-- SOURCE RECORDS start --
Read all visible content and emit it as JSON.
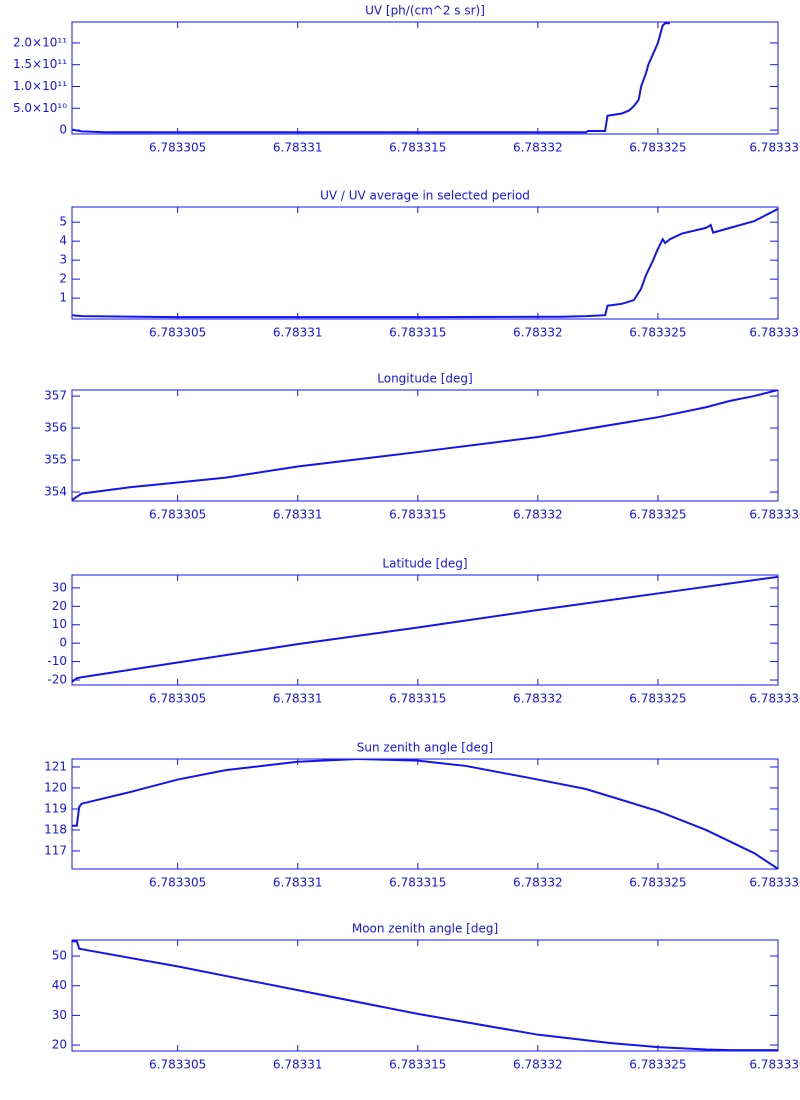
{
  "chart_data": [
    {
      "type": "line",
      "title": "UV [ph/(cm^2 s sr)]",
      "color": "#1414f0",
      "x": [
        6.7833006,
        6.783301,
        6.783302,
        6.78331,
        6.78332,
        6.783322,
        6.7833221,
        6.7833228,
        6.7833229,
        6.7833235,
        6.7833238,
        6.783324,
        6.7833242,
        6.7833243,
        6.7833245,
        6.7833246,
        6.7833248,
        6.783325,
        6.7833251,
        6.7833252,
        6.7833253,
        6.7833255
      ],
      "values": [
        1000000000,
        -3000000000,
        -5000000000,
        -5000000000,
        -5000000000,
        -5000000000,
        -2000000000,
        -2000000000,
        33000000000,
        38000000000,
        45000000000,
        55000000000,
        70000000000,
        100000000000,
        130000000000,
        150000000000,
        175000000000,
        200000000000,
        220000000000,
        240000000000,
        245000000000,
        245000000000
      ],
      "xlim": [
        6.7833006,
        6.78333
      ],
      "xticks": [
        6.783305,
        6.78331,
        6.783315,
        6.78332,
        6.783325,
        {
          "value": 6.78333,
          "label": "6.783330"
        }
      ],
      "ylim": [
        -9000000000,
        248000000000
      ],
      "yticks": [
        0,
        {
          "value": 50000000000,
          "label": "5.0×10¹⁰"
        },
        {
          "value": 100000000000,
          "label": "1.0×10¹¹"
        },
        {
          "value": 150000000000,
          "label": "1.5×10¹¹"
        },
        {
          "value": 200000000000,
          "label": "2.0×10¹¹"
        }
      ]
    },
    {
      "type": "line",
      "title": "UV / UV average in selected period",
      "color": "#1414f0",
      "x": [
        6.7833006,
        6.783301,
        6.783305,
        6.78331,
        6.783315,
        6.783321,
        6.783322,
        6.7833228,
        6.7833229,
        6.7833235,
        6.783324,
        6.7833243,
        6.7833245,
        6.7833248,
        6.783325,
        6.7833252,
        6.7833253,
        6.7833255,
        6.783326,
        6.783327,
        6.7833272,
        6.7833273,
        6.783328,
        6.783329,
        6.78333
      ],
      "values": [
        0.1,
        0.05,
        0,
        0,
        0,
        0.02,
        0.05,
        0.1,
        0.6,
        0.7,
        0.9,
        1.5,
        2.2,
        3.0,
        3.6,
        4.1,
        3.9,
        4.1,
        4.4,
        4.7,
        4.85,
        4.45,
        4.7,
        5.05,
        5.7
      ],
      "xlim": [
        6.7833006,
        6.78333
      ],
      "xticks": [
        6.783305,
        6.78331,
        6.783315,
        6.78332,
        6.783325,
        {
          "value": 6.78333,
          "label": "6.783330"
        }
      ],
      "ylim": [
        -0.1,
        5.8
      ],
      "yticks": [
        1,
        2,
        3,
        4,
        5
      ]
    },
    {
      "type": "line",
      "title": "Longitude [deg]",
      "color": "#1414f0",
      "x": [
        6.7833006,
        6.7833008,
        6.783301,
        6.783303,
        6.783305,
        6.783307,
        6.78331,
        6.783315,
        6.78332,
        6.783325,
        6.783327,
        6.783328,
        6.783329,
        6.78333
      ],
      "values": [
        353.75,
        353.85,
        353.95,
        354.15,
        354.3,
        354.45,
        354.8,
        355.25,
        355.72,
        356.34,
        356.65,
        356.85,
        357.0,
        357.19
      ],
      "xlim": [
        6.7833006,
        6.78333
      ],
      "xticks": [
        6.783305,
        6.78331,
        6.783315,
        6.78332,
        6.783325,
        {
          "value": 6.78333,
          "label": "6.783330"
        }
      ],
      "ylim": [
        353.72,
        357.19
      ],
      "yticks": [
        354,
        355,
        356,
        357
      ]
    },
    {
      "type": "line",
      "title": "Latitude [deg]",
      "color": "#1414f0",
      "x": [
        6.7833006,
        6.7833008,
        6.783301,
        6.783305,
        6.78331,
        6.783315,
        6.78332,
        6.783325,
        6.78333
      ],
      "values": [
        -21,
        -19,
        -18.5,
        -10.5,
        -0.5,
        8.5,
        18,
        27,
        36
      ],
      "xlim": [
        6.7833006,
        6.78333
      ],
      "xticks": [
        6.783305,
        6.78331,
        6.783315,
        6.78332,
        6.783325,
        {
          "value": 6.78333,
          "label": "6.783330"
        }
      ],
      "ylim": [
        -22.7,
        37
      ],
      "yticks": [
        -20,
        -10,
        0,
        10,
        20,
        30
      ]
    },
    {
      "type": "line",
      "title": "Sun zenith angle [deg]",
      "color": "#1414f0",
      "x": [
        6.7833006,
        6.7833008,
        6.7833009,
        6.783301,
        6.783303,
        6.783305,
        6.783307,
        6.78331,
        6.7833125,
        6.783315,
        6.783317,
        6.78332,
        6.783322,
        6.783325,
        6.783327,
        6.783329,
        6.78333
      ],
      "values": [
        118.2,
        118.2,
        119.1,
        119.25,
        119.8,
        120.4,
        120.85,
        121.25,
        121.38,
        121.3,
        121.05,
        120.4,
        119.95,
        118.9,
        118.0,
        116.9,
        116.15
      ],
      "xlim": [
        6.7833006,
        6.78333
      ],
      "xticks": [
        6.783305,
        6.78331,
        6.783315,
        6.78332,
        6.783325,
        {
          "value": 6.78333,
          "label": "6.783330"
        }
      ],
      "ylim": [
        116.14,
        121.38
      ],
      "yticks": [
        117,
        118,
        119,
        120,
        121
      ]
    },
    {
      "type": "line",
      "title": "Moon zenith angle [deg]",
      "color": "#1414f0",
      "x": [
        6.7833006,
        6.7833008,
        6.7833009,
        6.783301,
        6.783305,
        6.78331,
        6.783315,
        6.78332,
        6.783323,
        6.783325,
        6.783327,
        6.783328,
        6.78333
      ],
      "values": [
        55,
        55,
        52.5,
        52.3,
        46.5,
        38.5,
        30.5,
        23.5,
        20.7,
        19.3,
        18.5,
        18.3,
        18.3
      ],
      "xlim": [
        6.7833006,
        6.78333
      ],
      "xticks": [
        6.783305,
        6.78331,
        6.783315,
        6.78332,
        6.783325,
        {
          "value": 6.78333,
          "label": "6.783330"
        }
      ],
      "ylim": [
        18,
        55.4
      ],
      "yticks": [
        20,
        30,
        40,
        50
      ]
    }
  ]
}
-- SOURCE RECORDS end --
[PROBLEM] Report each line in the data that holds the word "zenith".

[FINAL RESULT]
      "title": "Sun zenith angle [deg]",
      "title": "Moon zenith angle [deg]",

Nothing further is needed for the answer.